*Problem statement*.
From the entries that follow, copy each line in which "positive" appears.
═══ Material supplied ═══
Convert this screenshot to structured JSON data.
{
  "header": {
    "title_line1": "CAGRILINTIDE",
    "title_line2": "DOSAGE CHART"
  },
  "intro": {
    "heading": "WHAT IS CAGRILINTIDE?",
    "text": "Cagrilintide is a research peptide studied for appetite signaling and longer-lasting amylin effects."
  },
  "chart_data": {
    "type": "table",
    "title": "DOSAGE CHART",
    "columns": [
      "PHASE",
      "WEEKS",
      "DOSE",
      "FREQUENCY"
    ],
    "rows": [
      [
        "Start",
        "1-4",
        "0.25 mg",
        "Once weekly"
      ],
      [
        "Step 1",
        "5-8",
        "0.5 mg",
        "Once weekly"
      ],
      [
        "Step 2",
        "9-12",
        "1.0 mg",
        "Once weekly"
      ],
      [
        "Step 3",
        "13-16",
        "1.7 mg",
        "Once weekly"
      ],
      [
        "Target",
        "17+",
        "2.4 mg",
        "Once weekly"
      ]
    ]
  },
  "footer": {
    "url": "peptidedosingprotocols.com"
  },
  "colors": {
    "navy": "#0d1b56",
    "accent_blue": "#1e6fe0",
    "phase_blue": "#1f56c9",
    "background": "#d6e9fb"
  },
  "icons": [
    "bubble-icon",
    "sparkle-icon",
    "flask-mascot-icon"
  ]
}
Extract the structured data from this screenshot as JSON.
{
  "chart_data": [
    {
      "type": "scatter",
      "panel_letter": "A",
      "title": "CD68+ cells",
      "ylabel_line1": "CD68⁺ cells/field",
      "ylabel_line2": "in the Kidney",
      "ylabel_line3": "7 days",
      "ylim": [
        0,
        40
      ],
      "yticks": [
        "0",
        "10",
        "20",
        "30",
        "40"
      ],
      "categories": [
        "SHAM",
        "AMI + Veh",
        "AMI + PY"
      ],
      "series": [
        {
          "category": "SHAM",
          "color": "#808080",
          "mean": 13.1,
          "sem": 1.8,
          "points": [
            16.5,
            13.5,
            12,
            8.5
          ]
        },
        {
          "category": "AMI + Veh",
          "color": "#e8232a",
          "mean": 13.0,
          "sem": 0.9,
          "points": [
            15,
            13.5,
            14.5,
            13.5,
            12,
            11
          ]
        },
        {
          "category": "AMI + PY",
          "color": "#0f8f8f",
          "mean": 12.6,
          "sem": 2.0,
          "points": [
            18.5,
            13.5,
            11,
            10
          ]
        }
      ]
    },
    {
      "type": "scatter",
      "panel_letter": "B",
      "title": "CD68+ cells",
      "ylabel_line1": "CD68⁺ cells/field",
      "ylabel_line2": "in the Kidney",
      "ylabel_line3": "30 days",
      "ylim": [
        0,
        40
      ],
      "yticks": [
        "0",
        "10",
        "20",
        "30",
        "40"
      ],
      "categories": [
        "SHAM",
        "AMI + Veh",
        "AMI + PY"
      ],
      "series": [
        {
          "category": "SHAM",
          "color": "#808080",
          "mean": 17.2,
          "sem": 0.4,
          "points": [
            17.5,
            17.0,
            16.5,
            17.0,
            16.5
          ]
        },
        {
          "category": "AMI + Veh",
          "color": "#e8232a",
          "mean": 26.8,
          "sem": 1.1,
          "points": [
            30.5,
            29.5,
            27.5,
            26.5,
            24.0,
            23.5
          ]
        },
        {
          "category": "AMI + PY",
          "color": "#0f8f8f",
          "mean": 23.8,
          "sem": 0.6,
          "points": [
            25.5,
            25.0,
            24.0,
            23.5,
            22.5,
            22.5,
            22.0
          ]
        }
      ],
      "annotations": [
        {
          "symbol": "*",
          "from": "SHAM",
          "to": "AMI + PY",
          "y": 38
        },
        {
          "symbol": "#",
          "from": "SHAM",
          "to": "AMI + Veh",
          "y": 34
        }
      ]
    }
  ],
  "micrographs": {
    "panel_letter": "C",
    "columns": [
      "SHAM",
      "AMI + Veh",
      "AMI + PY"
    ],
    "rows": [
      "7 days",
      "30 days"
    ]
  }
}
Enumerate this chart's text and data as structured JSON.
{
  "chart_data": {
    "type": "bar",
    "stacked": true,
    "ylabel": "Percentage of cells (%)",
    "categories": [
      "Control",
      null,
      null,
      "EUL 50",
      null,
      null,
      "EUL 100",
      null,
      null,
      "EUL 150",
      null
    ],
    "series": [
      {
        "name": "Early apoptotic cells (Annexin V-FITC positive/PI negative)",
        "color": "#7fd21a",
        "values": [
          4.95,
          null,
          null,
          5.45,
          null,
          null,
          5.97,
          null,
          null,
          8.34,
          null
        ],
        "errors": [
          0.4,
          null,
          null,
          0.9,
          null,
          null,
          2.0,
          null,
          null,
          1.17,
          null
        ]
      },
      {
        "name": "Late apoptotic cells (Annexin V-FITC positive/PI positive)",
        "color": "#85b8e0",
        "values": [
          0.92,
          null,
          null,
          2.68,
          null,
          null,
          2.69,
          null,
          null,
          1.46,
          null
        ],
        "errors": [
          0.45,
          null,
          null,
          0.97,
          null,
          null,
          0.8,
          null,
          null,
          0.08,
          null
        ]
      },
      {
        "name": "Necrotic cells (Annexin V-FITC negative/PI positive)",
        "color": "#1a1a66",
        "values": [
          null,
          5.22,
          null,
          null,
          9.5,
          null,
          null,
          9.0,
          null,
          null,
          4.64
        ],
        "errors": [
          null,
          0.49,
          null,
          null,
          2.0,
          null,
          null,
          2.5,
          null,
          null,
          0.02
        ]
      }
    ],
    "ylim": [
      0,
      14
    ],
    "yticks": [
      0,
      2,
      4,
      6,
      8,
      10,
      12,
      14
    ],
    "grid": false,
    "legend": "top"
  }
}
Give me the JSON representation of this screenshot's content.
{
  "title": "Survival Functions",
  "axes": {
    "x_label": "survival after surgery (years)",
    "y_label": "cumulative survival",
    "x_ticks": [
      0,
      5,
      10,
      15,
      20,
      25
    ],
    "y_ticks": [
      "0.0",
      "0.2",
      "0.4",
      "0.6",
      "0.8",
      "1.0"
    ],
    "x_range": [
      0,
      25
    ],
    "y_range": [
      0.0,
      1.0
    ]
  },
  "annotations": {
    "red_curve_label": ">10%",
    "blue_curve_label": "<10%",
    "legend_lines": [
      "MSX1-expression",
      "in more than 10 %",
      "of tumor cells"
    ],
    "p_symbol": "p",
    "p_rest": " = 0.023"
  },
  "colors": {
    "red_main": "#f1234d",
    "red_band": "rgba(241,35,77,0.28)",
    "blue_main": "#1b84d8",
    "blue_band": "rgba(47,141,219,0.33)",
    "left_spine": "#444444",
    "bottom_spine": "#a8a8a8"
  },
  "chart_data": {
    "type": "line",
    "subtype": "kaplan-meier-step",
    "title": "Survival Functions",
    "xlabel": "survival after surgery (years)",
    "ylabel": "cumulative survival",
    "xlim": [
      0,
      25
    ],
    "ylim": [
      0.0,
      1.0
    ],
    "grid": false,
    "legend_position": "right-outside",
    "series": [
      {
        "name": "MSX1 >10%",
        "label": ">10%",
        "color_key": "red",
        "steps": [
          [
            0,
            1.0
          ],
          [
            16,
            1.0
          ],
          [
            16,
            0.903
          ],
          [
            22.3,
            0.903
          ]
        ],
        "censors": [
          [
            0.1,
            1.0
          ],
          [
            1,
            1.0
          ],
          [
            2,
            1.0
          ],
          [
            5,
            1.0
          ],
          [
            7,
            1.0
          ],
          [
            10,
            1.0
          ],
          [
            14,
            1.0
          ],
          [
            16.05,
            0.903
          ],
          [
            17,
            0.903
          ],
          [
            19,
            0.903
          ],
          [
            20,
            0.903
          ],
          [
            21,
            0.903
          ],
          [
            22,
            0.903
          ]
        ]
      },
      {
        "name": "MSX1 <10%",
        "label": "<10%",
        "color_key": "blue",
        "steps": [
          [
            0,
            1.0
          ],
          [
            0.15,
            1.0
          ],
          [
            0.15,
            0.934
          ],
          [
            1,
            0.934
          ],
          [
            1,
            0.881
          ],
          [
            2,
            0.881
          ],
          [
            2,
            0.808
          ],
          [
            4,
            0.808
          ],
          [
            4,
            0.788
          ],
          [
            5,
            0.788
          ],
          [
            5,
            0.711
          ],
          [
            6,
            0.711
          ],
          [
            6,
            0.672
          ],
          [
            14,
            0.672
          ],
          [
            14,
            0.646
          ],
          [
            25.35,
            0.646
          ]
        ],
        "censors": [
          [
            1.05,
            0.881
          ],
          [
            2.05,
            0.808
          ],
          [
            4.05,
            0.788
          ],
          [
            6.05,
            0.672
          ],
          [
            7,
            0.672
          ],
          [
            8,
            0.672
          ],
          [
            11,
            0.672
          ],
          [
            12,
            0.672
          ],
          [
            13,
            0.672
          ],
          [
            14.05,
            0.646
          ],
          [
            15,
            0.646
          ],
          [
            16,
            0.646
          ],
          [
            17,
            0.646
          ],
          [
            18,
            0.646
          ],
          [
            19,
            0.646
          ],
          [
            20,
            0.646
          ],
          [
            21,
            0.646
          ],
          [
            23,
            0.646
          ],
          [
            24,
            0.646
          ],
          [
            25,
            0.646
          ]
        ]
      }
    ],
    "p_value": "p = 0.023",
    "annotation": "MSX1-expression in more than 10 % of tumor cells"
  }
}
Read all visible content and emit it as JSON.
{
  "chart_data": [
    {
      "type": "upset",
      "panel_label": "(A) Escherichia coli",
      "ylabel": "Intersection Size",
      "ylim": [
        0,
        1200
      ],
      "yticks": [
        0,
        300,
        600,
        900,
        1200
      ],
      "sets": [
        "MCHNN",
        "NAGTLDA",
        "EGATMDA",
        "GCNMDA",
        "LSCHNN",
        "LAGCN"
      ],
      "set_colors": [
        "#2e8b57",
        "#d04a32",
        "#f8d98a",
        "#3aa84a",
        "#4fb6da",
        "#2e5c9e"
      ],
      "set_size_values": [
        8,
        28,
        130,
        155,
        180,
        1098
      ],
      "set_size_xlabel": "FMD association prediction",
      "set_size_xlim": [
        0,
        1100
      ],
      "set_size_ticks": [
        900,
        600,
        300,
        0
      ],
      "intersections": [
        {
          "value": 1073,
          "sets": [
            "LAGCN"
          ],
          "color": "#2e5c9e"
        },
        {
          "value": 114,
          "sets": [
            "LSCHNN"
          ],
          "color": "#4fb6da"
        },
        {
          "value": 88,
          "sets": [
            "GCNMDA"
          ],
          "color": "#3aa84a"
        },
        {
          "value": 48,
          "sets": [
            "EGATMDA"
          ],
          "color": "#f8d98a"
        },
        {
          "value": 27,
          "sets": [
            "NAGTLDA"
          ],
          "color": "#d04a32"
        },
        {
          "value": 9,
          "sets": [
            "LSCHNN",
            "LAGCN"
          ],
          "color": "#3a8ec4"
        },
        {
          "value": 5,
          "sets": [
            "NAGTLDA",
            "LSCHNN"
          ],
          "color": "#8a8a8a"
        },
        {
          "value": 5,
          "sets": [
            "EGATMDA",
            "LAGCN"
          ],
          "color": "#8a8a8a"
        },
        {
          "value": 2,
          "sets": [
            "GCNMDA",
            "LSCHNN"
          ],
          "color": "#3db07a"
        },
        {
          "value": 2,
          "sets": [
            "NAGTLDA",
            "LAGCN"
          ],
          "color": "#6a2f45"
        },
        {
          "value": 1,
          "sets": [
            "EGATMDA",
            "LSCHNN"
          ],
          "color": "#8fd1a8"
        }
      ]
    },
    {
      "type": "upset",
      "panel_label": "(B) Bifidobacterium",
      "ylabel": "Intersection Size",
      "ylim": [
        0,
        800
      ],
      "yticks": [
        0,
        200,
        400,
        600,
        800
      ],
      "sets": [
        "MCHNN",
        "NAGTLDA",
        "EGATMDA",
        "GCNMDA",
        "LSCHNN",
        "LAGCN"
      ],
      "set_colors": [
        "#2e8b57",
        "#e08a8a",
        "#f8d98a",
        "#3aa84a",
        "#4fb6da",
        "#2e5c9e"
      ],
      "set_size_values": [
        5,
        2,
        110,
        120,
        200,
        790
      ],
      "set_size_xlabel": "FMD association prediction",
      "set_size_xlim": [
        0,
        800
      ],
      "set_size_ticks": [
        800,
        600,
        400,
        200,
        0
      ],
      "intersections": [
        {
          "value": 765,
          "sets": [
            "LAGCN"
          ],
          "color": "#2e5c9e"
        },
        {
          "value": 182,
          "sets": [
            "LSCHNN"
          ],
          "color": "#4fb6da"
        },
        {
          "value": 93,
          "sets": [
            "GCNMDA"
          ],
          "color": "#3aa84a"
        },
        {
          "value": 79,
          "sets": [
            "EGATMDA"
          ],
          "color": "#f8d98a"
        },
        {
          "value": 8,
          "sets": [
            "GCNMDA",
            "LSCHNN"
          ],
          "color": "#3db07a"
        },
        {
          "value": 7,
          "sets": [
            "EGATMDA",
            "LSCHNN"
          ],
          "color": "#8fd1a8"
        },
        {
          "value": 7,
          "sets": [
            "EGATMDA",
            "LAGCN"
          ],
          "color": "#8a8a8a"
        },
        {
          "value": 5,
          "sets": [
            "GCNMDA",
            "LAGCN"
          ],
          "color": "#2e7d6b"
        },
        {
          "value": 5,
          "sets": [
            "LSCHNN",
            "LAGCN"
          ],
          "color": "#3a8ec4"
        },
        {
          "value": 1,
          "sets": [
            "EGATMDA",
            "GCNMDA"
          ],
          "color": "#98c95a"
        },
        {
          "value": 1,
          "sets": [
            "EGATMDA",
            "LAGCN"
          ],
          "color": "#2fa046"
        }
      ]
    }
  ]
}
═══
*Response*.
        "name": "Early apoptotic cells (Annexin V-FITC positive/PI negative)",
        "name": "Late apoptotic cells (Annexin V-FITC positive/PI positive)",
        "name": "Necrotic cells (Annexin V-FITC negative/PI positive)",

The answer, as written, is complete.